**Aim:**
Copy out all the lines exactly. Omit pictures.

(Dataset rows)
________________________

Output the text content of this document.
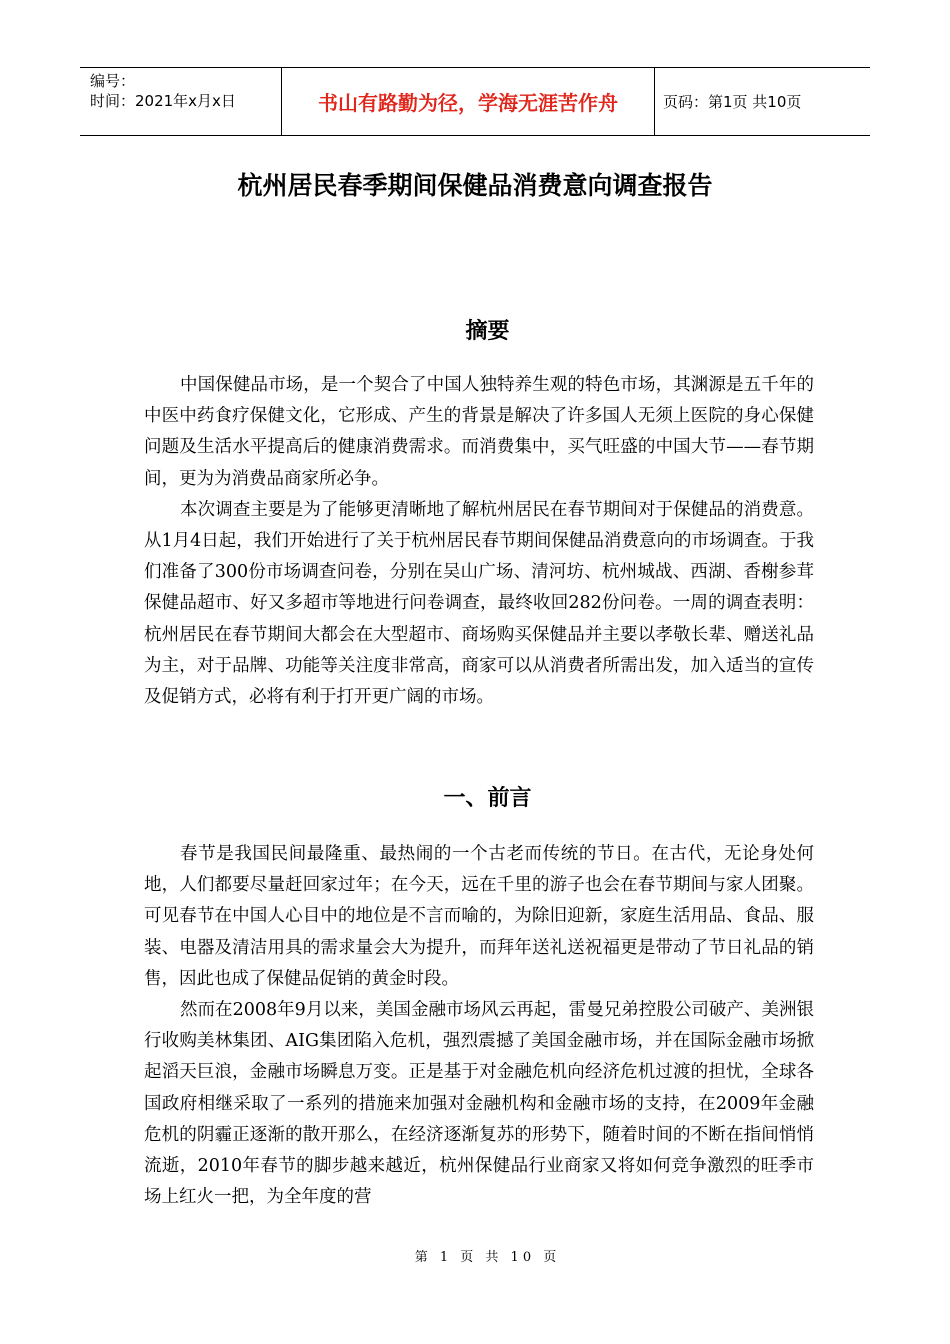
编号：
时间：2021年x月x日	书山有路勤为径，学海无涯苦作舟	页码：第1页 共10页
杭州居民春季期间保健品消费意向调查报告
摘要

中国保健品市场，是一个契合了中国人独特养生观的特色市场，其渊源是五千年的中医中药食疗保健文化，它形成、产生的背景是解决了许多国人无须上医院的身心保健问题及生活水平提高后的健康消费需求。而消费集中，买气旺盛的中国大节——春节期间，更为为消费品商家所必争。

本次调查主要是为了能够更清晰地了解杭州居民在春节期间对于保健品的消费意。从1月4日起，我们开始进行了关于杭州居民春节期间保健品消费意向的市场调查。于我们准备了300份市场调查问卷，分别在吴山广场、清河坊、杭州城战、西湖、香榭参茸保健品超市、好又多超市等地进行问卷调查，最终收回282份问卷。一周的调查表明：杭州居民在春节期间大都会在大型超市、商场购买保健品并主要以孝敬长辈、赠送礼品为主，对于品牌、功能等关注度非常高，商家可以从消费者所需出发，加入适当的宣传及促销方式，必将有利于打开更广阔的市场。

一、前言

春节是我国民间最隆重、最热闹的一个古老而传统的节日。在古代，无论身处何地，人们都要尽量赶回家过年；在今天，远在千里的游子也会在春节期间与家人团聚。可见春节在中国人心目中的地位是不言而喻的，为除旧迎新，家庭生活用品、食品、服装、电器及清洁用具的需求量会大为提升，而拜年送礼送祝福更是带动了节日礼品的销售，因此也成了保健品促销的黄金时段。

然而在2008年9月以来，美国金融市场风云再起，雷曼兄弟控股公司破产、美洲银行收购美林集团、AIG集团陷入危机，强烈震撼了美国金融市场，并在国际金融市场掀起滔天巨浪，金融市场瞬息万变。正是基于对金融危机向经济危机过渡的担忧，全球各国政府相继采取了一系列的措施来加强对金融机构和金融市场的支持，在2009年金融危机的阴霾正逐渐的散开那么，在经济逐渐复苏的形势下，随着时间的不断在指间悄悄流逝，2010年春节的脚步越来越近，杭州保健品行业商家又将如何竞争激烈的旺季市场上红火一把，为全年度的营

第 1 页 共 10 页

________________________

**Answer to the problem:**
Output the text content of this document.
编号：
时间：2021年x月x日	书山有路勤为径，学海无涯苦作舟	页码：第1页 共10页
杭州居民春季期间保健品消费意向调查报告
摘要

中国保健品市场，是一个契合了中国人独特养生观的特色市场，其渊源是五千年的中医中药食疗保健文化，它形成、产生的背景是解决了许多国人无须上医院的身心保健问题及生活水平提高后的健康消费需求。而消费集中，买气旺盛的中国大节——春节期间，更为为消费品商家所必争。

本次调查主要是为了能够更清晰地了解杭州居民在春节期间对于保健品的消费意。从1月4日起，我们开始进行了关于杭州居民春节期间保健品消费意向的市场调查。于我们准备了300份市场调查问卷，分别在吴山广场、清河坊、杭州城战、西湖、香榭参茸保健品超市、好又多超市等地进行问卷调查，最终收回282份问卷。一周的调查表明：杭州居民在春节期间大都会在大型超市、商场购买保健品并主要以孝敬长辈、赠送礼品为主，对于品牌、功能等关注度非常高，商家可以从消费者所需出发，加入适当的宣传及促销方式，必将有利于打开更广阔的市场。

一、前言

春节是我国民间最隆重、最热闹的一个古老而传统的节日。在古代，无论身处何地，人们都要尽量赶回家过年；在今天，远在千里的游子也会在春节期间与家人团聚。可见春节在中国人心目中的地位是不言而喻的，为除旧迎新，家庭生活用品、食品、服装、电器及清洁用具的需求量会大为提升，而拜年送礼送祝福更是带动了节日礼品的销售，因此也成了保健品促销的黄金时段。

然而在2008年9月以来，美国金融市场风云再起，雷曼兄弟控股公司破产、美洲银行收购美林集团、AIG集团陷入危机，强烈震撼了美国金融市场，并在国际金融市场掀起滔天巨浪，金融市场瞬息万变。正是基于对金融危机向经济危机过渡的担忧，全球各国政府相继采取了一系列的措施来加强对金融机构和金融市场的支持，在2009年金融危机的阴霾正逐渐的散开那么，在经济逐渐复苏的形势下，随着时间的不断在指间悄悄流逝，2010年春节的脚步越来越近，杭州保健品行业商家又将如何竞争激烈的旺季市场上红火一把，为全年度的营

第 1 页 共 10 页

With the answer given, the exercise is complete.